--- BEGIN ---

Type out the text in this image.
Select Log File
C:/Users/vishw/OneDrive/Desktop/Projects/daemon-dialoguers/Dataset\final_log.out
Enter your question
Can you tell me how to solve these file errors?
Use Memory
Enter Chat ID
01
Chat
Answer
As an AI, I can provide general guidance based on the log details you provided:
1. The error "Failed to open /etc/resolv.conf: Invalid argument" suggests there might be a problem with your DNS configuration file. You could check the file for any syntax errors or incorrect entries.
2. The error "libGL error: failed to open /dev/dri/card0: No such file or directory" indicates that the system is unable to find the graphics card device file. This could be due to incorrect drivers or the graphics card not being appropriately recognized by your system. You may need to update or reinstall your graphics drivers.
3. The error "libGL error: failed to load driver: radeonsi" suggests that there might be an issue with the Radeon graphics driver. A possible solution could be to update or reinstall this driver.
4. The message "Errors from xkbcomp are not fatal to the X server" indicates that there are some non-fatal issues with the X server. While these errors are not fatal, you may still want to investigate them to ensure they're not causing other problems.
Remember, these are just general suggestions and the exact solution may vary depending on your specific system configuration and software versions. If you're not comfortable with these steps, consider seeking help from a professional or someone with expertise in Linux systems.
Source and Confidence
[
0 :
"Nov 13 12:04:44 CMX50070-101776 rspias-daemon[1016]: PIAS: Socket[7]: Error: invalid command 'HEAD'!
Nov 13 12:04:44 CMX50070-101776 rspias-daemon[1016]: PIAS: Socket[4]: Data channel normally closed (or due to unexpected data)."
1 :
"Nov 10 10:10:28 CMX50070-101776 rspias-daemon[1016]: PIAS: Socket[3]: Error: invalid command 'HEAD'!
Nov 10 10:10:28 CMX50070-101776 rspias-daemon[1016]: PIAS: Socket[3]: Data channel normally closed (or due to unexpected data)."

--- END ---
--- BEGIN ---

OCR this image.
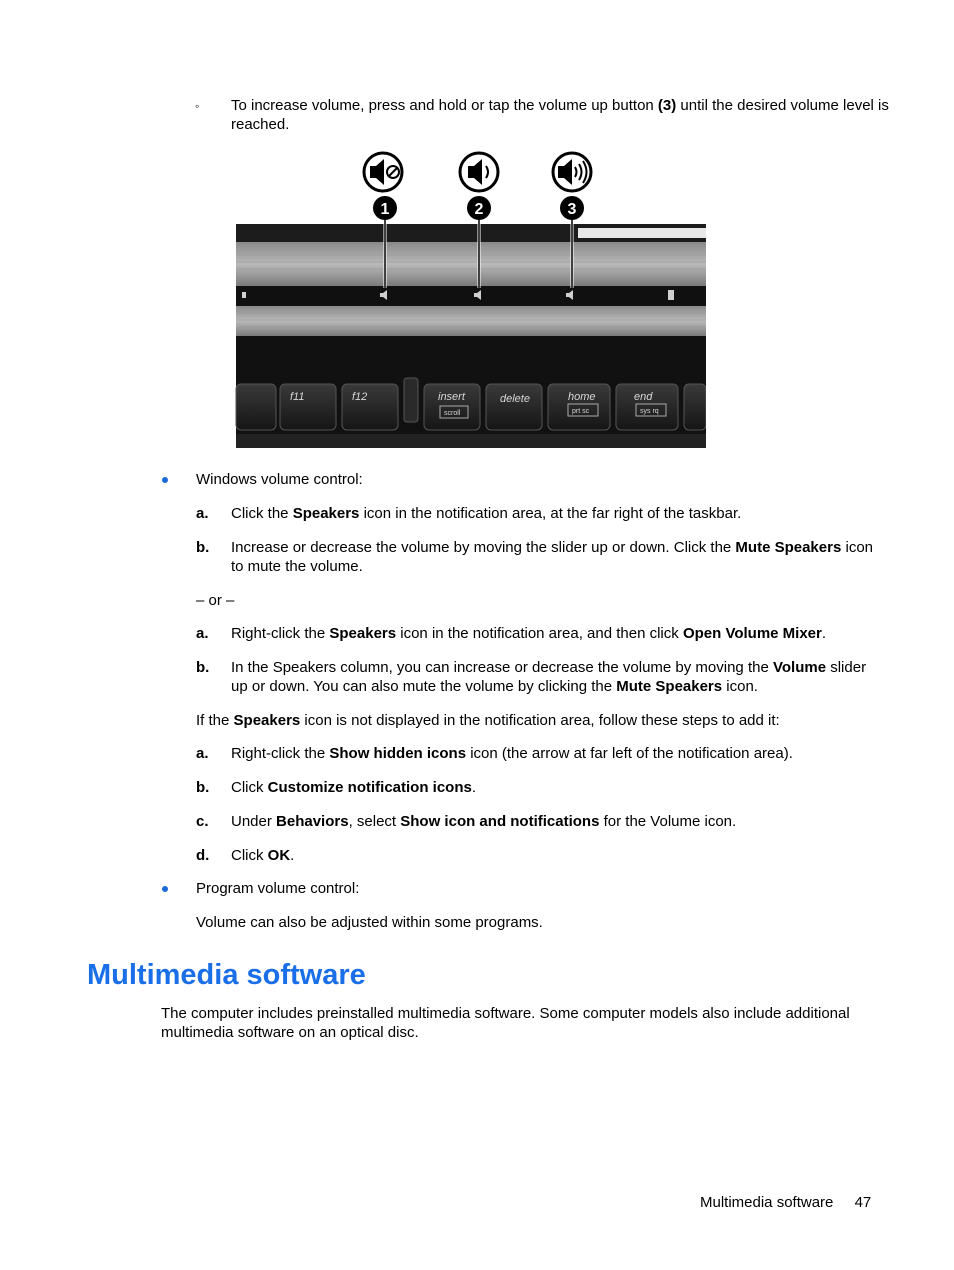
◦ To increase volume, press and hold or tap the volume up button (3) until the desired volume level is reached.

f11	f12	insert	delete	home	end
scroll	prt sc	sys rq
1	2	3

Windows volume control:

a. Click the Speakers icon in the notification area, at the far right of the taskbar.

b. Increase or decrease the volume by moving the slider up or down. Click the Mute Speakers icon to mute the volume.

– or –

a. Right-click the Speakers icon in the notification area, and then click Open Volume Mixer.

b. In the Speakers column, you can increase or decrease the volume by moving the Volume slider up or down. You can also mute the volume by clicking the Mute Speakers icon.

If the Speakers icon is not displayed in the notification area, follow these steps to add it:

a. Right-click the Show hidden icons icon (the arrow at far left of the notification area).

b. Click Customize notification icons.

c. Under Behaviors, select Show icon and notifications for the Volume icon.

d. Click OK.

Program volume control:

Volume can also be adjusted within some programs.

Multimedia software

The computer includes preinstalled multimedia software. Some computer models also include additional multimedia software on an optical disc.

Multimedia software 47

--- END ---
--- BEGIN ---

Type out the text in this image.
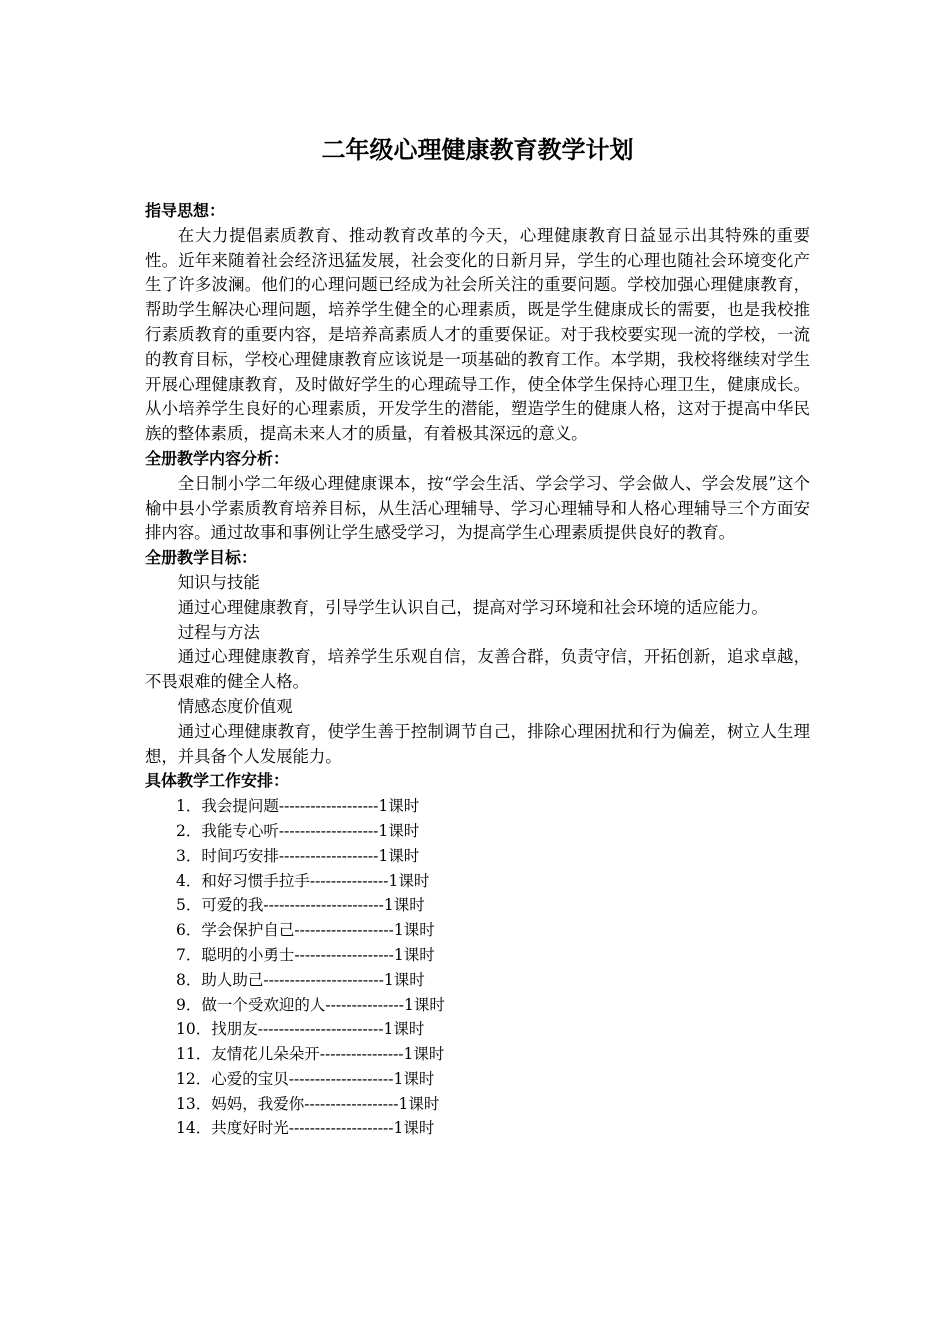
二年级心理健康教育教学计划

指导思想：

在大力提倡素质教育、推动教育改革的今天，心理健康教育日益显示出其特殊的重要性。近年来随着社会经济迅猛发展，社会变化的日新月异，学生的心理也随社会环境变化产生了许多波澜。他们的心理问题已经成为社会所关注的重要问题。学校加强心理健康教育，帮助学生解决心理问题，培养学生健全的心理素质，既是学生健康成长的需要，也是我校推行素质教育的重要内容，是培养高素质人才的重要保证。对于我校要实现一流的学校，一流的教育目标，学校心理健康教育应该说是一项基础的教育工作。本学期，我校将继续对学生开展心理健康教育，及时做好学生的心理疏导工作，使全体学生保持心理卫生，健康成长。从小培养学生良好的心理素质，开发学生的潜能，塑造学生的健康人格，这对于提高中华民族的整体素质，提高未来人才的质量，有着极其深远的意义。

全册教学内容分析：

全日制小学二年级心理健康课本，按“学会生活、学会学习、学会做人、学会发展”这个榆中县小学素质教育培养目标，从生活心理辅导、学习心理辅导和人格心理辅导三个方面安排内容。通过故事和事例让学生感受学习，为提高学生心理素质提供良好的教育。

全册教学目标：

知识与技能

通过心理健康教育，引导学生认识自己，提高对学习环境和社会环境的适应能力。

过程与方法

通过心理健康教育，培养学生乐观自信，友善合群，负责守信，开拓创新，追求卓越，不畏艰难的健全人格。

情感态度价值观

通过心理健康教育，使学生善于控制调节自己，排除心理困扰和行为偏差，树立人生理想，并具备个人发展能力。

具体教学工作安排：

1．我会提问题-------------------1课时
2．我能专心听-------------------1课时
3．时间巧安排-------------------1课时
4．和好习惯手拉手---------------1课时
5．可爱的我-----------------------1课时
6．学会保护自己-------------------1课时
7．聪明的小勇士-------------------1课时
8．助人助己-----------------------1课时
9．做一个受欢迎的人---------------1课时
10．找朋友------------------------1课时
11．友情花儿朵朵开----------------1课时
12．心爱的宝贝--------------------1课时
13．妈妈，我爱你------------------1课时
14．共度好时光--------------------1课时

--- END ---

Extract every line above containing the word "Socket".

• **Result for this exercise**
"Nov 13 12:04:44 CMX50070-101776 rspias-daemon[1016]: PIAS: Socket[7]: Error: invalid command 'HEAD'!
Nov 13 12:04:44 CMX50070-101776 rspias-daemon[1016]: PIAS: Socket[4]: Data channel normally closed (or due to unexpected data)."
"Nov 10 10:10:28 CMX50070-101776 rspias-daemon[1016]: PIAS: Socket[3]: Error: invalid command 'HEAD'!
Nov 10 10:10:28 CMX50070-101776 rspias-daemon[1016]: PIAS: Socket[3]: Data channel normally closed (or due to unexpected data)."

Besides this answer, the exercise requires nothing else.